CHALLENGE
All of the records below should be output exactly.

INFORMATION SHOWN
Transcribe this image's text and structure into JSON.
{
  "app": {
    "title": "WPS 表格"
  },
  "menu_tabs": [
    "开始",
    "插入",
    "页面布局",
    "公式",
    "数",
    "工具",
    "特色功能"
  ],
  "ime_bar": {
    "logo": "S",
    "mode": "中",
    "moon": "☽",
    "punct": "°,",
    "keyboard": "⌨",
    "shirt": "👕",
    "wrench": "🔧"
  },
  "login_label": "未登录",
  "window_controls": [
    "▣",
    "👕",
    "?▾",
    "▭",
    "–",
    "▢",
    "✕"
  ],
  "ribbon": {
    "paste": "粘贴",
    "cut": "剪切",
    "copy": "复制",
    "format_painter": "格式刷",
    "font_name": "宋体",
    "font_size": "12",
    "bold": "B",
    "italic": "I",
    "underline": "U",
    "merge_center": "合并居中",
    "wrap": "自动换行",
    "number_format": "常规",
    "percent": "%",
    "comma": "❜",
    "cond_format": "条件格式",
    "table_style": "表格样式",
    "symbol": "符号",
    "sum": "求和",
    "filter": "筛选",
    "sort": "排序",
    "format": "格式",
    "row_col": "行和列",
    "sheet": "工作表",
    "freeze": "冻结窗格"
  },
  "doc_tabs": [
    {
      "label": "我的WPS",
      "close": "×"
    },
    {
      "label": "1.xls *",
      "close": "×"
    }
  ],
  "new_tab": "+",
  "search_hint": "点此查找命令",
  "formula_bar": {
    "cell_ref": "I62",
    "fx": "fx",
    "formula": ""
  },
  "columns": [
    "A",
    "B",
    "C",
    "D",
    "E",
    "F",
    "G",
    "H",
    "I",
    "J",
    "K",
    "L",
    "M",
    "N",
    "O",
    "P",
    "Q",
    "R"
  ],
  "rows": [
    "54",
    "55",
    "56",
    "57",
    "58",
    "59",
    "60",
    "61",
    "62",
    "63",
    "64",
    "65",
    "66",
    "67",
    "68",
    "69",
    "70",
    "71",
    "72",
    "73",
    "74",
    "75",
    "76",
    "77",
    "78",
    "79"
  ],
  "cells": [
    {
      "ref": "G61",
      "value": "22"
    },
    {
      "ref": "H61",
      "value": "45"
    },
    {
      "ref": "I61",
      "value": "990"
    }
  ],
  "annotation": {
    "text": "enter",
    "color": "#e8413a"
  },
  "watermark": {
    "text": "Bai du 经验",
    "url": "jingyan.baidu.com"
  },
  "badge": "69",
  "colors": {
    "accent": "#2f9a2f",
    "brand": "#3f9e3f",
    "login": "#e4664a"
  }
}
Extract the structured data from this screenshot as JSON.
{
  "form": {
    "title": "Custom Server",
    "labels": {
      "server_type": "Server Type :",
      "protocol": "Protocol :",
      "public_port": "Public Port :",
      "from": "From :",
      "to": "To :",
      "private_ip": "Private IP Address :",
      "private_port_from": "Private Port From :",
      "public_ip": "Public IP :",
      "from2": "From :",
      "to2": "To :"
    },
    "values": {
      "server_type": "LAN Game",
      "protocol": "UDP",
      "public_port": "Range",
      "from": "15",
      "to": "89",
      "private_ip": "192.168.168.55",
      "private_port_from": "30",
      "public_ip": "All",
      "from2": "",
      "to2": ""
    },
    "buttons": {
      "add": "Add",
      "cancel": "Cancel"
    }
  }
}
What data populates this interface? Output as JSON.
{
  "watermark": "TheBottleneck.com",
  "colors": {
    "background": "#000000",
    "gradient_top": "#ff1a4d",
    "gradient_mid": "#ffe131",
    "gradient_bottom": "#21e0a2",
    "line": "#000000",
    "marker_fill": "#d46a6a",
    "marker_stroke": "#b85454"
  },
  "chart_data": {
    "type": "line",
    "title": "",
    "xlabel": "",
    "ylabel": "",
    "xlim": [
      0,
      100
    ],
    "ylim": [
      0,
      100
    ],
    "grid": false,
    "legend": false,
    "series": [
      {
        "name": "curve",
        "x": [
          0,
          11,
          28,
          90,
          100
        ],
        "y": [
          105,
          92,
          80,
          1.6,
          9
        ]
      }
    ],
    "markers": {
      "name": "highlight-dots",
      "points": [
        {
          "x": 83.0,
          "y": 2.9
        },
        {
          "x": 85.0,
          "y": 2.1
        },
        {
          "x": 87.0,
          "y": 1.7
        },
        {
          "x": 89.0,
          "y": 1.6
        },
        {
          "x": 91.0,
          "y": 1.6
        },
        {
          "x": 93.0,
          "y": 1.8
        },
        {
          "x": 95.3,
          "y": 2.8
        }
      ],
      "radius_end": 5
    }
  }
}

TASK RESPONSE
Transcribe this image's text and structure into JSON.
{
  "app": {
    "title": "WPS 表格"
  },
  "menu_tabs": [
    "开始",
    "插入",
    "页面布局",
    "公式",
    "数",
    "工具",
    "特色功能"
  ],
  "ime_bar": {
    "logo": "S",
    "mode": "中",
    "moon": "☽",
    "punct": "°,",
    "keyboard": "⌨",
    "shirt": "👕",
    "wrench": "🔧"
  },
  "login_label": "未登录",
  "window_controls": [
    "▣",
    "👕",
    "?▾",
    "▭",
    "–",
    "▢",
    "✕"
  ],
  "ribbon": {
    "paste": "粘贴",
    "cut": "剪切",
    "copy": "复制",
    "format_painter": "格式刷",
    "font_name": "宋体",
    "font_size": "12",
    "bold": "B",
    "italic": "I",
    "underline": "U",
    "merge_center": "合并居中",
    "wrap": "自动换行",
    "number_format": "常规",
    "percent": "%",
    "comma": "❜",
    "cond_format": "条件格式",
    "table_style": "表格样式",
    "symbol": "符号",
    "sum": "求和",
    "filter": "筛选",
    "sort": "排序",
    "format": "格式",
    "row_col": "行和列",
    "sheet": "工作表",
    "freeze": "冻结窗格"
  },
  "doc_tabs": [
    {
      "label": "我的WPS",
      "close": "×"
    },
    {
      "label": "1.xls *",
      "close": "×"
    }
  ],
  "new_tab": "+",
  "search_hint": "点此查找命令",
  "formula_bar": {
    "cell_ref": "I62",
    "fx": "fx",
    "formula": ""
  },
  "columns": [
    "A",
    "B",
    "C",
    "D",
    "E",
    "F",
    "G",
    "H",
    "I",
    "J",
    "K",
    "L",
    "M",
    "N",
    "O",
    "P",
    "Q",
    "R"
  ],
  "rows": [
    "54",
    "55",
    "56",
    "57",
    "58",
    "59",
    "60",
    "61",
    "62",
    "63",
    "64",
    "65",
    "66",
    "67",
    "68",
    "69",
    "70",
    "71",
    "72",
    "73",
    "74",
    "75",
    "76",
    "77",
    "78",
    "79"
  ],
  "cells": [
    {
      "ref": "G61",
      "value": "22"
    },
    {
      "ref": "H61",
      "value": "45"
    },
    {
      "ref": "I61",
      "value": "990"
    }
  ],
  "annotation": {
    "text": "enter",
    "color": "#e8413a"
  },
  "watermark": {
    "text": "Bai du 经验",
    "url": "jingyan.baidu.com"
  },
  "badge": "69",
  "colors": {
    "accent": "#2f9a2f",
    "brand": "#3f9e3f",
    "login": "#e4664a"
  }
}
Extract the structured data from this screenshot as JSON.
{
  "form": {
    "title": "Custom Server",
    "labels": {
      "server_type": "Server Type :",
      "protocol": "Protocol :",
      "public_port": "Public Port :",
      "from": "From :",
      "to": "To :",
      "private_ip": "Private IP Address :",
      "private_port_from": "Private Port From :",
      "public_ip": "Public IP :",
      "from2": "From :",
      "to2": "To :"
    },
    "values": {
      "server_type": "LAN Game",
      "protocol": "UDP",
      "public_port": "Range",
      "from": "15",
      "to": "89",
      "private_ip": "192.168.168.55",
      "private_port_from": "30",
      "public_ip": "All",
      "from2": "",
      "to2": ""
    },
    "buttons": {
      "add": "Add",
      "cancel": "Cancel"
    }
  }
}
What data populates this interface? Output as JSON.
{
  "watermark": "TheBottleneck.com",
  "colors": {
    "background": "#000000",
    "gradient_top": "#ff1a4d",
    "gradient_mid": "#ffe131",
    "gradient_bottom": "#21e0a2",
    "line": "#000000",
    "marker_fill": "#d46a6a",
    "marker_stroke": "#b85454"
  },
  "chart_data": {
    "type": "line",
    "title": "",
    "xlabel": "",
    "ylabel": "",
    "xlim": [
      0,
      100
    ],
    "ylim": [
      0,
      100
    ],
    "grid": false,
    "legend": false,
    "series": [
      {
        "name": "curve",
        "x": [
          0,
          11,
          28,
          90,
          100
        ],
        "y": [
          105,
          92,
          80,
          1.6,
          9
        ]
      }
    ],
    "markers": {
      "name": "highlight-dots",
      "points": [
        {
          "x": 83.0,
          "y": 2.9
        },
        {
          "x": 85.0,
          "y": 2.1
        },
        {
          "x": 87.0,
          "y": 1.7
        },
        {
          "x": 89.0,
          "y": 1.6
        },
        {
          "x": 91.0,
          "y": 1.6
        },
        {
          "x": 93.0,
          "y": 1.8
        },
        {
          "x": 95.3,
          "y": 2.8
        }
      ],
      "radius_end": 5
    }
  }
}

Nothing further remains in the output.